**GIVEN EXERCISE:**
Output solely the number of lines containing the string "Metiner".

**DATA PROVIDED:**
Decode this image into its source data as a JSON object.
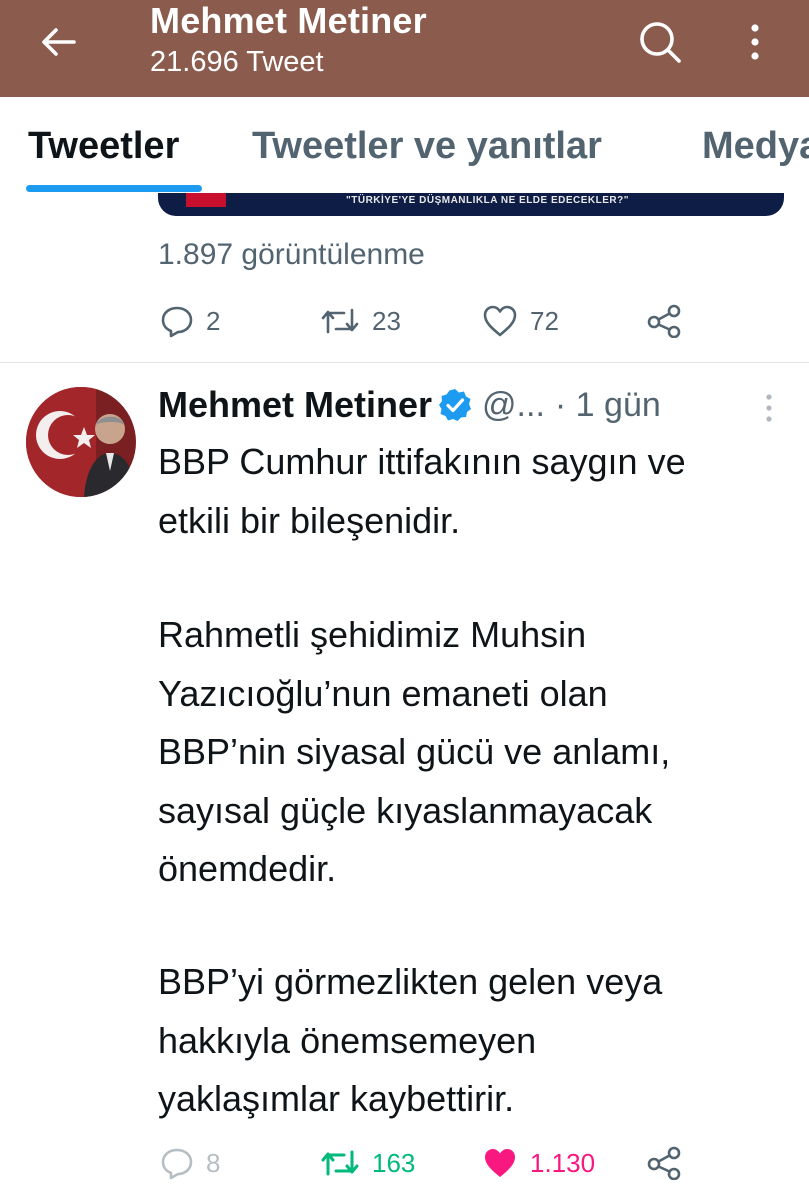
{
  "header": {
    "title": "Mehmet Metiner",
    "subtitle": "21.696 Tweet",
    "icons": {
      "back": "arrow-left-icon",
      "search": "search-icon",
      "more": "more-vertical-icon"
    },
    "bg_color": "#8b5c4e"
  },
  "tabs": [
    {
      "label": "Tweetler",
      "active": true
    },
    {
      "label": "Tweetler ve yanıtlar",
      "active": false
    },
    {
      "label": "Medya",
      "active": false
    }
  ],
  "previous_tweet": {
    "media_caption": "\"TÜRKİYE'YE DÜŞMANLIKLA NE ELDE EDECEKLER?\"",
    "views": "1.897 görüntülenme",
    "actions": {
      "replies": "2",
      "retweets": "23",
      "likes": "72"
    }
  },
  "tweet": {
    "author": "Mehmet Metiner",
    "handle": "@...",
    "time": "· 1 gün",
    "paragraphs": [
      [
        "BBP Cumhur ittifakının saygın ve",
        "etkili bir bileşenidir."
      ],
      [
        "Rahmetli şehidimiz Muhsin",
        "Yazıcıoğlu’nun emaneti olan",
        "BBP’nin siyasal gücü ve anlamı,",
        "sayısal güçle kıyaslanmayacak",
        "önemdedir."
      ],
      [
        "BBP’yi görmezlikten gelen veya",
        "hakkıyla önemsemeyen",
        "yaklaşımlar kaybettirir."
      ]
    ],
    "actions": {
      "replies": "8",
      "retweets": "163",
      "likes": "1.130"
    },
    "retweeted": true,
    "liked": true
  },
  "colors": {
    "accent": "#1d9bf0",
    "retweet": "#00ba7c",
    "like": "#f91880",
    "muted": "#536471"
  }
}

**ANSWER TO THE PROBLEM:**
2